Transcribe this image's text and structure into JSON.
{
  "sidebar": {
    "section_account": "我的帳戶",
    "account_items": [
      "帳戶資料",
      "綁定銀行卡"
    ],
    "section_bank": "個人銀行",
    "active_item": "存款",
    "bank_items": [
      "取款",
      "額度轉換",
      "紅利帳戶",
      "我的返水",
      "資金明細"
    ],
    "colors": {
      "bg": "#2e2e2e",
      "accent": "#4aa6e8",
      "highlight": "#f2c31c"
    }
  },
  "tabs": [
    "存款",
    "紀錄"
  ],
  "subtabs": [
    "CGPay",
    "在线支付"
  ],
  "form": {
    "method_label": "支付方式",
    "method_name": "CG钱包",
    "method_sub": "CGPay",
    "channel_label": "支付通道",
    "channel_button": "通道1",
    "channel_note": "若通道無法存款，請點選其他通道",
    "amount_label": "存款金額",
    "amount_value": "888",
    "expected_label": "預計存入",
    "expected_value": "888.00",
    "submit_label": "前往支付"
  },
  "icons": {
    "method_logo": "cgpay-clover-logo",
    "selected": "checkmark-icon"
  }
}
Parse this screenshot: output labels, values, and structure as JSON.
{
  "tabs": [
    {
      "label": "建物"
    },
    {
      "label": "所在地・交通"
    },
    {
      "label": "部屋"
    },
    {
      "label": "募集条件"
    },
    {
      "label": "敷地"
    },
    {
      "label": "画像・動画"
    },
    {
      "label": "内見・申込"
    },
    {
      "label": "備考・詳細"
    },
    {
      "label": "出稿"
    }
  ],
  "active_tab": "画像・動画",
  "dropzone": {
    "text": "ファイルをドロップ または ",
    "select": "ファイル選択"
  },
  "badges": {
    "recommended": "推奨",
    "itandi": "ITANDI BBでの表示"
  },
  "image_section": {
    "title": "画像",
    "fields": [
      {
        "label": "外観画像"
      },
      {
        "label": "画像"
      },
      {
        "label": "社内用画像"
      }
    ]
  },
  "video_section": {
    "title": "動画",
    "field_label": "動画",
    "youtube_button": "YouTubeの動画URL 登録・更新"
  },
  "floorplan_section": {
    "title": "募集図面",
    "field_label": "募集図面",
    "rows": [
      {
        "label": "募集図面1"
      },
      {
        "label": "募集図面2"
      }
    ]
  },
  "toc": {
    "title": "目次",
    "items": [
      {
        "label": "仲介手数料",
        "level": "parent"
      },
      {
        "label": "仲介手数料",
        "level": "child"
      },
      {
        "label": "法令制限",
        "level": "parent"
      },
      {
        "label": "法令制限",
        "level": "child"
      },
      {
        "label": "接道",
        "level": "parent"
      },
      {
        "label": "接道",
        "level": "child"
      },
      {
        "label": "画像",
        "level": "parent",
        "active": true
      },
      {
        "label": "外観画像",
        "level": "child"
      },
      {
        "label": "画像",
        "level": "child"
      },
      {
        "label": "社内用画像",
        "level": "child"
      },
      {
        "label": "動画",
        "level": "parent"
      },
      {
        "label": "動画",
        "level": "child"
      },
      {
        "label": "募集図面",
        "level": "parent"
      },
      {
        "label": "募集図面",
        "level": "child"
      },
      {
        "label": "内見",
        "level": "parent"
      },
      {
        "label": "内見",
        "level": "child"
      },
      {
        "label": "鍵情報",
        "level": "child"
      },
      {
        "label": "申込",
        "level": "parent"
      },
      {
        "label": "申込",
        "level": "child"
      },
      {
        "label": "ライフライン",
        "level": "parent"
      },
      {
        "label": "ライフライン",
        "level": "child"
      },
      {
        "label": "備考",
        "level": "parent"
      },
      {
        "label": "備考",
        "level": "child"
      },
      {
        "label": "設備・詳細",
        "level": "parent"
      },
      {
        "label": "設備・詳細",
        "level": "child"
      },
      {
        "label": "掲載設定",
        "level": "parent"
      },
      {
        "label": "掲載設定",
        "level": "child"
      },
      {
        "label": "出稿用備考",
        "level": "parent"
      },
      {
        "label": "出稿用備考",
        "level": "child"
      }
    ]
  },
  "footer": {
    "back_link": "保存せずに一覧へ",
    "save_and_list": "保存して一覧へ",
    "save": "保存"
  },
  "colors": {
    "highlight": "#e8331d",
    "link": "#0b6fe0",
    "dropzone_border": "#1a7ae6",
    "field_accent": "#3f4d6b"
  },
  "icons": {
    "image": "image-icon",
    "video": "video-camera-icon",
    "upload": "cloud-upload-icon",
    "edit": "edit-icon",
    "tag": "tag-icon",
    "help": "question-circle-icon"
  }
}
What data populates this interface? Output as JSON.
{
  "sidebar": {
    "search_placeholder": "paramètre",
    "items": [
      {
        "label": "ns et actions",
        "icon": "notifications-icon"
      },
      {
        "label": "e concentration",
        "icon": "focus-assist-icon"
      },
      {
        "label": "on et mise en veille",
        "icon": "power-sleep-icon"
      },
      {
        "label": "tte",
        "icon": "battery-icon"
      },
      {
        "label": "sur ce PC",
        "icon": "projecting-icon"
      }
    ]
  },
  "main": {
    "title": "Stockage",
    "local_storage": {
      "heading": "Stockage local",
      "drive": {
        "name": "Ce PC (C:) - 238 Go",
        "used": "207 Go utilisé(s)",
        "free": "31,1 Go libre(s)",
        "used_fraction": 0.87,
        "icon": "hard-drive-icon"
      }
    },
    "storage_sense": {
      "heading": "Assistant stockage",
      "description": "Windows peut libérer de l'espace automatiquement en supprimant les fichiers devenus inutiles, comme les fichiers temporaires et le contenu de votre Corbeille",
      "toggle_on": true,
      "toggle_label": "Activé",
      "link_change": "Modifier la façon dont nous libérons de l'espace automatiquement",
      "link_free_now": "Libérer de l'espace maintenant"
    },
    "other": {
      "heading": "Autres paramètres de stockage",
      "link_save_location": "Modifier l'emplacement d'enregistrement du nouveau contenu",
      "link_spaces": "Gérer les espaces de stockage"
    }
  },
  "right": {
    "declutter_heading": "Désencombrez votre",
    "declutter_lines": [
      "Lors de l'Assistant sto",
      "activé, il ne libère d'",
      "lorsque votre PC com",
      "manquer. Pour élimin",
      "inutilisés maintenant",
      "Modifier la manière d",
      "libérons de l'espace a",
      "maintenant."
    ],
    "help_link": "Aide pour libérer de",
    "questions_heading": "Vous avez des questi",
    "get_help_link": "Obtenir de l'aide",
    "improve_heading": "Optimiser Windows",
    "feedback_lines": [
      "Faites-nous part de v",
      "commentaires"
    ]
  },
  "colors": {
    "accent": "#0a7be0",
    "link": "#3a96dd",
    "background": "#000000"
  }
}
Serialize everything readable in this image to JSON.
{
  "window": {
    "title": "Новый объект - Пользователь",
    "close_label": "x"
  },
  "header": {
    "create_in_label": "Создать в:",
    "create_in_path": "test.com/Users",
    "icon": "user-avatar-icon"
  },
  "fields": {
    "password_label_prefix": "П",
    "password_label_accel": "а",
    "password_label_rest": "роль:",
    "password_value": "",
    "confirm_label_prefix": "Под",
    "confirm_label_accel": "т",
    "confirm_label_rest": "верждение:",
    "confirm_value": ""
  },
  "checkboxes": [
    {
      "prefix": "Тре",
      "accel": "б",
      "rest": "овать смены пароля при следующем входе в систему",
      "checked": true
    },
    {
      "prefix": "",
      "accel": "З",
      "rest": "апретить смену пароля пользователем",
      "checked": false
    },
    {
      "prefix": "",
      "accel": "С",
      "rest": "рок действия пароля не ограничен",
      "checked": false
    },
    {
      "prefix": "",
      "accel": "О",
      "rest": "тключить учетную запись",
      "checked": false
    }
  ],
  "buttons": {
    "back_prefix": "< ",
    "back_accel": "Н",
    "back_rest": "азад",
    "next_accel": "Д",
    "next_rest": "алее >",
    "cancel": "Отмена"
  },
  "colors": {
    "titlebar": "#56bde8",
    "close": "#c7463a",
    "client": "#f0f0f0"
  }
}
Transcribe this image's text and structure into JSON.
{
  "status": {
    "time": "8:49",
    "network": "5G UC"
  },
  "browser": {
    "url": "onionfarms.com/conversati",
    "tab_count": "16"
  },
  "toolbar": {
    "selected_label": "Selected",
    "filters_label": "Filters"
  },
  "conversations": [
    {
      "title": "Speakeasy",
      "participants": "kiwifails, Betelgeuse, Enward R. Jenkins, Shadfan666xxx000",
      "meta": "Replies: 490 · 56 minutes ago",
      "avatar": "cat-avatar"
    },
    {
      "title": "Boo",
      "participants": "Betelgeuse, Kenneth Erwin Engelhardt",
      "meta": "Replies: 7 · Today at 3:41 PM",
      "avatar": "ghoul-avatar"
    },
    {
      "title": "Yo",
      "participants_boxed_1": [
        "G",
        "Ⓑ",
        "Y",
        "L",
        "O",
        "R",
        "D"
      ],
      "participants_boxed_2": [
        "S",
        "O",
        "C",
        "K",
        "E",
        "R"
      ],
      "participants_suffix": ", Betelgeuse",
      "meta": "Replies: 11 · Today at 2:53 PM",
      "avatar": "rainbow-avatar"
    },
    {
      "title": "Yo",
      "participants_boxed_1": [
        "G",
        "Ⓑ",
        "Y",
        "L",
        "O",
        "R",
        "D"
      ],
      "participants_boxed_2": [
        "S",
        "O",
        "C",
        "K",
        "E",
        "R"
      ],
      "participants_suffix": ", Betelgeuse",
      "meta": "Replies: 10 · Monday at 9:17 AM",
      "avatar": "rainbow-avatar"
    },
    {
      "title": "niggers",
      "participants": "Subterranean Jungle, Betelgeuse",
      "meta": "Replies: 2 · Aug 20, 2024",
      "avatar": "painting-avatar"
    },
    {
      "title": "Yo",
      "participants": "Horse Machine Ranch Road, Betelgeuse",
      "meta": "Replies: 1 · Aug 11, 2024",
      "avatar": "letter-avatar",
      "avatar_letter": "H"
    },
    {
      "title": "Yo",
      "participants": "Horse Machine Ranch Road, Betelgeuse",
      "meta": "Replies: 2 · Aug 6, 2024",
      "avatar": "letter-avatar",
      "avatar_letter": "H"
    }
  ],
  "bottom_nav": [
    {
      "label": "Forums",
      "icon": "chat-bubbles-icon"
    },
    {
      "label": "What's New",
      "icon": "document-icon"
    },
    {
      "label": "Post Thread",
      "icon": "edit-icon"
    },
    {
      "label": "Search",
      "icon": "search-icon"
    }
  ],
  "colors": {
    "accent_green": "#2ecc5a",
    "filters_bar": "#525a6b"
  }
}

================

▸ **Task to complete**: For each line above that contains the word "nous", copy that line.

▸ **Problem solution**:
      "link_change": "Modifier la façon dont nous libérons de l'espace automatiquement",
      "Faites-nous part de v",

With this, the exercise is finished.